══ RECORDED INFORMATION

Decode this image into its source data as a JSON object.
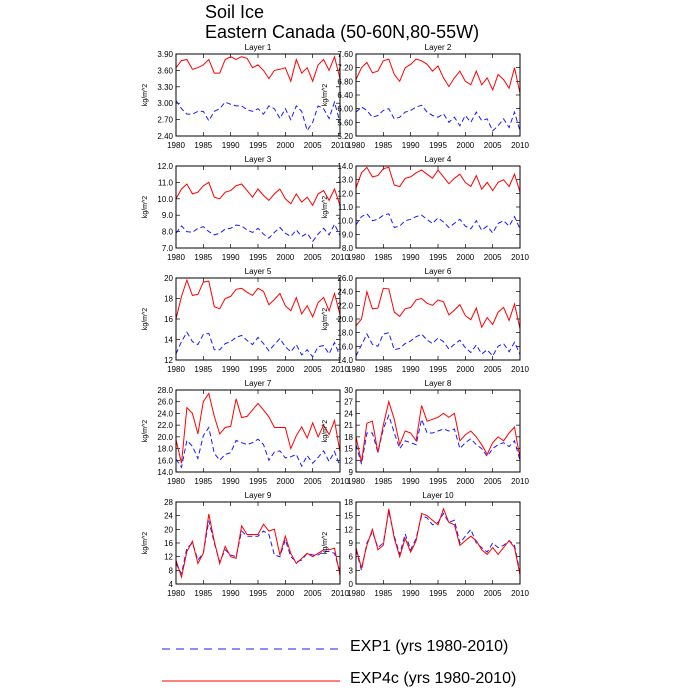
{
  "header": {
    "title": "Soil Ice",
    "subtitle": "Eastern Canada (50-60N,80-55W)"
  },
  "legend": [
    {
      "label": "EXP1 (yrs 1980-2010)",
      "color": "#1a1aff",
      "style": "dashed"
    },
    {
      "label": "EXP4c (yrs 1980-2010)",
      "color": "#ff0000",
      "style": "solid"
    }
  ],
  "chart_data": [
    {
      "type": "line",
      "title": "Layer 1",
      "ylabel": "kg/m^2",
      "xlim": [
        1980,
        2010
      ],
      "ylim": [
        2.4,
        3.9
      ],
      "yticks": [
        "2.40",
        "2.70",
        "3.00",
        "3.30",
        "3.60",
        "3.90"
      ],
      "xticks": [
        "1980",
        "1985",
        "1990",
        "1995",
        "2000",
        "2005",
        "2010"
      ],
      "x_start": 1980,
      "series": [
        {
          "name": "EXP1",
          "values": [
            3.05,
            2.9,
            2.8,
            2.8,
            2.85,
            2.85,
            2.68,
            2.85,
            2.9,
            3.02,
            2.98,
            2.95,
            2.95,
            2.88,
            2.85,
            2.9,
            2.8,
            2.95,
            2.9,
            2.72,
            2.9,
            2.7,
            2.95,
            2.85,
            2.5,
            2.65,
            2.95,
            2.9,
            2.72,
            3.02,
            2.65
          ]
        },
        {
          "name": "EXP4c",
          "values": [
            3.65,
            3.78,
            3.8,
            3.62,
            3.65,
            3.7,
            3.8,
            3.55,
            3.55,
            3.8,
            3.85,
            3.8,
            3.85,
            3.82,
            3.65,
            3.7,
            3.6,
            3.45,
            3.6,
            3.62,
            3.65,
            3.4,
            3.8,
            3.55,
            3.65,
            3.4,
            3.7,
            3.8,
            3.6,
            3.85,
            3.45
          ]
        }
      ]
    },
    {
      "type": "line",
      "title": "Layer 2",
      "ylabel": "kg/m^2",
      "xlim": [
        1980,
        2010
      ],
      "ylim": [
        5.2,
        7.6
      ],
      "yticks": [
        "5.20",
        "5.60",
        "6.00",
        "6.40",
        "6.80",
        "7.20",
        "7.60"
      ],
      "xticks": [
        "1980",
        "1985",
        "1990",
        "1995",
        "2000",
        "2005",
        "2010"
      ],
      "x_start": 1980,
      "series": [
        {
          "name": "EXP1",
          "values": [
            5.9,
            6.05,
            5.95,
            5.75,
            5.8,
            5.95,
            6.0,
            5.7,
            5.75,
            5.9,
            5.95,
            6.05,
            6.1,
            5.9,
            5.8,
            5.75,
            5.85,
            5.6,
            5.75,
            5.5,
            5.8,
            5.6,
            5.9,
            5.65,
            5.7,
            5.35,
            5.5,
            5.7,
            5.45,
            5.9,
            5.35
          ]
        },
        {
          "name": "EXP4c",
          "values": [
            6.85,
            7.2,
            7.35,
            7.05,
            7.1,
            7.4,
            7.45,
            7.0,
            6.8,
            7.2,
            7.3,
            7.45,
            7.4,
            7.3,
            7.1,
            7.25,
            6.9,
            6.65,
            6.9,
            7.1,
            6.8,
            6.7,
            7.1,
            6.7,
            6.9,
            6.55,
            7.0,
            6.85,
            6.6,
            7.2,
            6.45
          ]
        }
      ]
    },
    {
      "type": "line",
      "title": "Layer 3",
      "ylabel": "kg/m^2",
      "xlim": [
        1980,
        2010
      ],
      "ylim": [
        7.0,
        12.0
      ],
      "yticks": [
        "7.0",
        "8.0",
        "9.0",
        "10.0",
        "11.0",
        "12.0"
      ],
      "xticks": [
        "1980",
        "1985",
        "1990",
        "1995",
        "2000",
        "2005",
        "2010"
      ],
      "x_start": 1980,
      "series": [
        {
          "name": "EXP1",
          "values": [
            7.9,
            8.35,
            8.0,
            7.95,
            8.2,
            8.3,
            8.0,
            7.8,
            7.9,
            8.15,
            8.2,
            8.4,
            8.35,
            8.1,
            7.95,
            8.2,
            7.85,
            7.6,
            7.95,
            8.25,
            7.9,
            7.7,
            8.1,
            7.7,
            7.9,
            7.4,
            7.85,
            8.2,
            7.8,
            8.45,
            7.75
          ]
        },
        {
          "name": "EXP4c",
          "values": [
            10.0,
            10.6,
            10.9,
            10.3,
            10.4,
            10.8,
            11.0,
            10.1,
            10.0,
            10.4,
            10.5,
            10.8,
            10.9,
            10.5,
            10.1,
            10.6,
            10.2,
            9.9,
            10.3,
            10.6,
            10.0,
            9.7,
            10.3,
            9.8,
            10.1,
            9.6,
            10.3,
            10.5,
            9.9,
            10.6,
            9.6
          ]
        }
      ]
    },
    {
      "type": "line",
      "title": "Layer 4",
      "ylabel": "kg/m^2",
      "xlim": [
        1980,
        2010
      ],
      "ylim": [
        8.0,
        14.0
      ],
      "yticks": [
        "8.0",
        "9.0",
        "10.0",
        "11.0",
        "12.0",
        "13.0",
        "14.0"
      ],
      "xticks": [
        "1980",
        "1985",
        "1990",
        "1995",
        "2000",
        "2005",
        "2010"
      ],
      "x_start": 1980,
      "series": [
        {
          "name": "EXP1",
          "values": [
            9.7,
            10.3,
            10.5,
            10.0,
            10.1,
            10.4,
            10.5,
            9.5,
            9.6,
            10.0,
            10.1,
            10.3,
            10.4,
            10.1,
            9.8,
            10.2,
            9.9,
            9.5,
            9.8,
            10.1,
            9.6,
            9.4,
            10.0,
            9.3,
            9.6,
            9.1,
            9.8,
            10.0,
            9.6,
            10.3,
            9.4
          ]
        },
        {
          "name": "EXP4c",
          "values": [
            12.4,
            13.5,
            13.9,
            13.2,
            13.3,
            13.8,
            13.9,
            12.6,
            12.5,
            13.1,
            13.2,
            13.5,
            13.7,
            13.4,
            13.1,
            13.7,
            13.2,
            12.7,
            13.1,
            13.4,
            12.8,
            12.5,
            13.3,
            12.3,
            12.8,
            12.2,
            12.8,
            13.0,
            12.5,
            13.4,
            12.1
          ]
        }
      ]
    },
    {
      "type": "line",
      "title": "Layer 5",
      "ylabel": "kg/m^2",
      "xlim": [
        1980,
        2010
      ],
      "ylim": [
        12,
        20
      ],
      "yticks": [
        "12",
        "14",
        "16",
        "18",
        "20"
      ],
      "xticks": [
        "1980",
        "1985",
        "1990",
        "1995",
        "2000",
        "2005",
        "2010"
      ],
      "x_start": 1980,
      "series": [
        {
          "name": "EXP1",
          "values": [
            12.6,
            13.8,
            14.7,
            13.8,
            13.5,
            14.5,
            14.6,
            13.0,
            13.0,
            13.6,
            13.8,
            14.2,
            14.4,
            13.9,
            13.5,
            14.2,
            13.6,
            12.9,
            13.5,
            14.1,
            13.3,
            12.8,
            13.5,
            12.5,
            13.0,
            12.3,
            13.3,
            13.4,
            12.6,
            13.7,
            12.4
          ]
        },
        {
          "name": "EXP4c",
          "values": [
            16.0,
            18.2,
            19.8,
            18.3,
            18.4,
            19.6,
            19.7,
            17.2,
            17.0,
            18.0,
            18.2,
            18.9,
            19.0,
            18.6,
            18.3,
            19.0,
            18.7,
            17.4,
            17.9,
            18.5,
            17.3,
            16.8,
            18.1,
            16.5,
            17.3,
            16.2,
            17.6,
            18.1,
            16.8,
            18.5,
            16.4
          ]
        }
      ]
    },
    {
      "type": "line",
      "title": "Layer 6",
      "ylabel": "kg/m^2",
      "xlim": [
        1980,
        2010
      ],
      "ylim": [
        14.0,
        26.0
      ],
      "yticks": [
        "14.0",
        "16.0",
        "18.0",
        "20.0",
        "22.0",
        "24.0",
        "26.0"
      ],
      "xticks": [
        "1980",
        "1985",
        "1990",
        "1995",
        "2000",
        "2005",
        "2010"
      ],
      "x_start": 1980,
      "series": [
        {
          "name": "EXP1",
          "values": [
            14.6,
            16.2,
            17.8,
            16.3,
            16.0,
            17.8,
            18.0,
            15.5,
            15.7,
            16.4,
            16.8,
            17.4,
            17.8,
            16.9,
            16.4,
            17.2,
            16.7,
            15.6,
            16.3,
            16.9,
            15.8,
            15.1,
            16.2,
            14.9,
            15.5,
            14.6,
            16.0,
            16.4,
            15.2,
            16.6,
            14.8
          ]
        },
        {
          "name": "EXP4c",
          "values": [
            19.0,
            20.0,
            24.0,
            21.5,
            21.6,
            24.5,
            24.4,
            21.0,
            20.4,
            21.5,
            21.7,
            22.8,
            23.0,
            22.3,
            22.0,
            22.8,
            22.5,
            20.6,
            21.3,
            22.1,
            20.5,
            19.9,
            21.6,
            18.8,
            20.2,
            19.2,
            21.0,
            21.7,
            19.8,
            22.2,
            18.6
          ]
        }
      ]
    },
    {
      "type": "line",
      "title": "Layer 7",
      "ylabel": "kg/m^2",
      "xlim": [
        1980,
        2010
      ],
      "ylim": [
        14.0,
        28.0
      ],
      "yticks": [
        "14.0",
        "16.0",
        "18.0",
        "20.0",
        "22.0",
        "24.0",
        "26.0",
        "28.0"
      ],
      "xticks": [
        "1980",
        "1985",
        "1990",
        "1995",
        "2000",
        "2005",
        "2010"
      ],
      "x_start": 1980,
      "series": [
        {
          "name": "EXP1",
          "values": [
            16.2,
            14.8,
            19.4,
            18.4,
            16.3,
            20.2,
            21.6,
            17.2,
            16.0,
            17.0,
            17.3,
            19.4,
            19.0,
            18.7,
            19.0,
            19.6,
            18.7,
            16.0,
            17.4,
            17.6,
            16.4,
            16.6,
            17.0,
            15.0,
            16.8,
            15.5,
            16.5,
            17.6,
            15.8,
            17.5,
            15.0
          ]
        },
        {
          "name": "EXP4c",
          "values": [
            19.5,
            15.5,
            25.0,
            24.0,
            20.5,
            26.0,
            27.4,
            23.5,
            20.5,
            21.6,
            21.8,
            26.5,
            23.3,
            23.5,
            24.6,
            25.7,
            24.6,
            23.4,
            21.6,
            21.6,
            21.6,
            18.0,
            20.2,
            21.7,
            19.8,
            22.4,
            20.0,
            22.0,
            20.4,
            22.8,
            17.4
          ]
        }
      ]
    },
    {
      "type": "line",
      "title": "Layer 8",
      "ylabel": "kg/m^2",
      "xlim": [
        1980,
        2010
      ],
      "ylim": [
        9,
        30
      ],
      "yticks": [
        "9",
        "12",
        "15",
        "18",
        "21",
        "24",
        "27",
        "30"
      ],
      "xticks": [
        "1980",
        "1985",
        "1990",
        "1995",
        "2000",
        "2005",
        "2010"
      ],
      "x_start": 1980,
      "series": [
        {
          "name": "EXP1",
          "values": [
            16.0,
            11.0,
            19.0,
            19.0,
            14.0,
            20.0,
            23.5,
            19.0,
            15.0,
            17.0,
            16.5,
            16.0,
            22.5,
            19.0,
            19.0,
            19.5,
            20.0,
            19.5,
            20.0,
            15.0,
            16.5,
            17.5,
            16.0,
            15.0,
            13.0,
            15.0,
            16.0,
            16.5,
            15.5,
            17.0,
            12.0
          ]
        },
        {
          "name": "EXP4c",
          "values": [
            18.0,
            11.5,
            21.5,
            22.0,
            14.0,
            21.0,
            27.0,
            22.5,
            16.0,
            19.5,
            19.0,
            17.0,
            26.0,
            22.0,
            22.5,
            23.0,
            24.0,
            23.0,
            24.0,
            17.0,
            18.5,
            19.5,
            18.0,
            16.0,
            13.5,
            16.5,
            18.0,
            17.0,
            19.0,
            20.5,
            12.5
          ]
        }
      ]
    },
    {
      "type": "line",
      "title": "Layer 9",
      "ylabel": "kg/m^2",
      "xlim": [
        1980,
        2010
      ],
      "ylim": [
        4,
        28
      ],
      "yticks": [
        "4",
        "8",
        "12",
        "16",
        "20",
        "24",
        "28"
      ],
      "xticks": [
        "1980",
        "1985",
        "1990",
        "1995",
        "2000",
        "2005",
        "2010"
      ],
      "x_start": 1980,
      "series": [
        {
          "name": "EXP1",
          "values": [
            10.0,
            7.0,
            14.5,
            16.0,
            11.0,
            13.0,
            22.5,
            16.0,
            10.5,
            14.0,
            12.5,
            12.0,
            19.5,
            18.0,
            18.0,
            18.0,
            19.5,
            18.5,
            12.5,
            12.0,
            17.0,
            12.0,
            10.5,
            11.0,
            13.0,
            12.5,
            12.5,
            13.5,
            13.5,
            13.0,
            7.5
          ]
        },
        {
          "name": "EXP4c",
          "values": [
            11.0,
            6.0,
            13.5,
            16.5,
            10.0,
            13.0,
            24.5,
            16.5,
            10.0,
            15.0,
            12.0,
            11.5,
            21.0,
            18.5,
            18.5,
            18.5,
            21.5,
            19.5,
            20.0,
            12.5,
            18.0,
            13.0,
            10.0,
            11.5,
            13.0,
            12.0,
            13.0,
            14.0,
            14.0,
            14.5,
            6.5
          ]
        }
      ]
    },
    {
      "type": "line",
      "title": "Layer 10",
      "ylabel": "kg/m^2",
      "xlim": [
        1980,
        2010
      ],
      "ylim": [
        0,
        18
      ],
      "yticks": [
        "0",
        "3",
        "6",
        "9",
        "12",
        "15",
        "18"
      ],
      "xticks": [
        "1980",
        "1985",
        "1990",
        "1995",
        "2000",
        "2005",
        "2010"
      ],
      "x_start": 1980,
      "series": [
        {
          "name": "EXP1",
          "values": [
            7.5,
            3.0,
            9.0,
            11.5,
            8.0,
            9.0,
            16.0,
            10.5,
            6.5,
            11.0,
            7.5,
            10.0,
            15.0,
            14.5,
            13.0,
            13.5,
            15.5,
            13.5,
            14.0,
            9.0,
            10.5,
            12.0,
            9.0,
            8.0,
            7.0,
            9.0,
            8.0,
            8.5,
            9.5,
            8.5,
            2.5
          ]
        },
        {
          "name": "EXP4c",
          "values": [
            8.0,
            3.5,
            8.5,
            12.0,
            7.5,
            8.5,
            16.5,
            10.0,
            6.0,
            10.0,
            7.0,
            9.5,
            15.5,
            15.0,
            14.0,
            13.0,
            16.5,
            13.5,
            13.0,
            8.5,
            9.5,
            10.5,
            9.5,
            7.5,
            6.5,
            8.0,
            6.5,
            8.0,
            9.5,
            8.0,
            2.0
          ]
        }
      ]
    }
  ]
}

════
══ RECORDED INFORMATION

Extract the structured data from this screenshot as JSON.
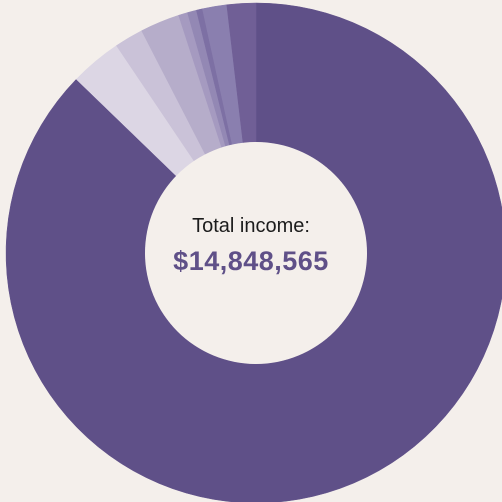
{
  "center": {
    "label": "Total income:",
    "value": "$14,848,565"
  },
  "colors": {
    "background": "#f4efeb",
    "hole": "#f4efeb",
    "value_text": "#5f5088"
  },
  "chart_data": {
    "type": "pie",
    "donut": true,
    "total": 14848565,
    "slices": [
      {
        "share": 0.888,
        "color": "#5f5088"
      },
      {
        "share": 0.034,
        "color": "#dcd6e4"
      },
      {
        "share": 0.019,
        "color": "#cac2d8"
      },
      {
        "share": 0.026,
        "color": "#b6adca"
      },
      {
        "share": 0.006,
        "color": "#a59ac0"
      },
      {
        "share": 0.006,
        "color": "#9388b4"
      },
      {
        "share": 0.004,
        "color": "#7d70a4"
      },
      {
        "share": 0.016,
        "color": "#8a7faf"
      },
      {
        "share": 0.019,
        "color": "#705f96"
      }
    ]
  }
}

════
══ RECORDED INFORMATION

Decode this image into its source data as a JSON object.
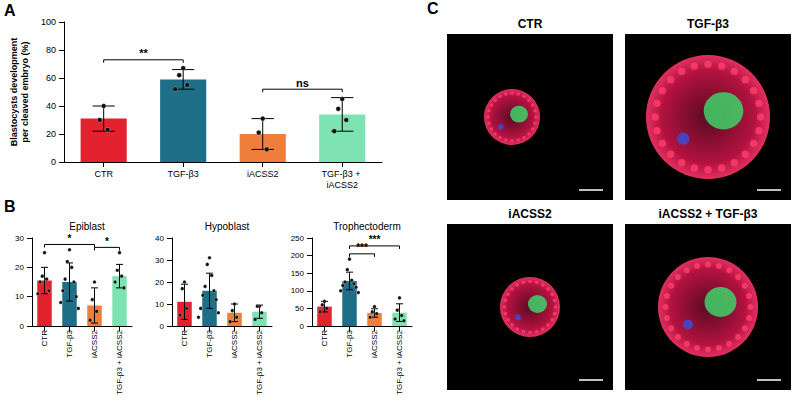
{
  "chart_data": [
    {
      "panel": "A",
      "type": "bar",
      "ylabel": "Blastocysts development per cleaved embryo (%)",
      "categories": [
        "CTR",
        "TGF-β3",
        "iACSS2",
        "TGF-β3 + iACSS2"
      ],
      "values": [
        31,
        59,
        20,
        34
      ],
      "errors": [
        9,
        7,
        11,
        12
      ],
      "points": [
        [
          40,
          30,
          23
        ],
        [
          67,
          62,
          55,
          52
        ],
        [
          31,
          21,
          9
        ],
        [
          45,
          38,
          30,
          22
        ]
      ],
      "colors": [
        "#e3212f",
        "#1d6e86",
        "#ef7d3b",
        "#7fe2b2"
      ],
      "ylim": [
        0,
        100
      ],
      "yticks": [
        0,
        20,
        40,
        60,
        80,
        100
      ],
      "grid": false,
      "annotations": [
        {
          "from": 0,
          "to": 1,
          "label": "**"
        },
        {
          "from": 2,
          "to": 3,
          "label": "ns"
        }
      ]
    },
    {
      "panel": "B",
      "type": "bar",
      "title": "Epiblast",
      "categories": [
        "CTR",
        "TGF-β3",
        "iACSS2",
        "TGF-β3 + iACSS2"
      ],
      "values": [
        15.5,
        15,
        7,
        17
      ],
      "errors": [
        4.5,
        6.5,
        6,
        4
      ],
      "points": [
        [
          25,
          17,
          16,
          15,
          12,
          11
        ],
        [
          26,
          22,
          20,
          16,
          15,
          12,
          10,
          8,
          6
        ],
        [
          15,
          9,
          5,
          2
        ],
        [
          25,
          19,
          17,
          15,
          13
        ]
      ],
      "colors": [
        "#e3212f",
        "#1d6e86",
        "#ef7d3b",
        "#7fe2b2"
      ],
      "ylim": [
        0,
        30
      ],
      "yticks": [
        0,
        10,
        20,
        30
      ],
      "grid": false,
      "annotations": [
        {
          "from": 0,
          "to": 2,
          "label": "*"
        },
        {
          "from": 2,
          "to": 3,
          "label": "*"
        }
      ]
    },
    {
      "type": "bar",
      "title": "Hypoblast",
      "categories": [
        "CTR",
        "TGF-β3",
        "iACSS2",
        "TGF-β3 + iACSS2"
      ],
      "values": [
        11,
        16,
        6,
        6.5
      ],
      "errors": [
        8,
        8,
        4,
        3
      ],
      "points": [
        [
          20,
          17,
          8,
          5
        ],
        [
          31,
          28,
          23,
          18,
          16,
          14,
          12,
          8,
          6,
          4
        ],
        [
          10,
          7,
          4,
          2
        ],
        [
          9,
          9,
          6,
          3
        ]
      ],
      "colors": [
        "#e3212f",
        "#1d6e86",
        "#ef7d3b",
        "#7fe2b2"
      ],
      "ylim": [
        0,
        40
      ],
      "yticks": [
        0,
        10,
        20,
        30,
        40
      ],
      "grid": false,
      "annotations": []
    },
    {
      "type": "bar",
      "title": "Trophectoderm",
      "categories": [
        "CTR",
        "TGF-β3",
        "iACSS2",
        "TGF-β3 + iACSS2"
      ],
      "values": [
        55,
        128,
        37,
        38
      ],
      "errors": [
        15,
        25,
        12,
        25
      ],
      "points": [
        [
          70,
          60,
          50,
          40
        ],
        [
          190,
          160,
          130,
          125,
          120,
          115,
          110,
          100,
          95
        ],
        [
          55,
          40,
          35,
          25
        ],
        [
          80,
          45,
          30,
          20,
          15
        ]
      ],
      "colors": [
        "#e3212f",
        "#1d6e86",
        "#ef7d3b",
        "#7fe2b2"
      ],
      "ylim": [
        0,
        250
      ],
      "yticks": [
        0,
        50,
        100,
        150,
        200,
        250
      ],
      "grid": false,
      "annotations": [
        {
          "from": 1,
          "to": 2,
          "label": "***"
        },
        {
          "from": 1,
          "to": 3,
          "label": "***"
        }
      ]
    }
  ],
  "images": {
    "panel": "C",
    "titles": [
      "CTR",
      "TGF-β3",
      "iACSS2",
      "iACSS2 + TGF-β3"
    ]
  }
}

════

TASK TO COMPLETE -> Copy out every line from the data above that has "share" in it.

ANSWER FOR THIS EXERCISE ->
        "share": 0.888,
        "share": 0.034,
        "share": 0.019,
        "share": 0.026,
        "share": 0.006,
        "share": 0.006,
        "share": 0.004,
        "share": 0.016,
        "share": 0.019,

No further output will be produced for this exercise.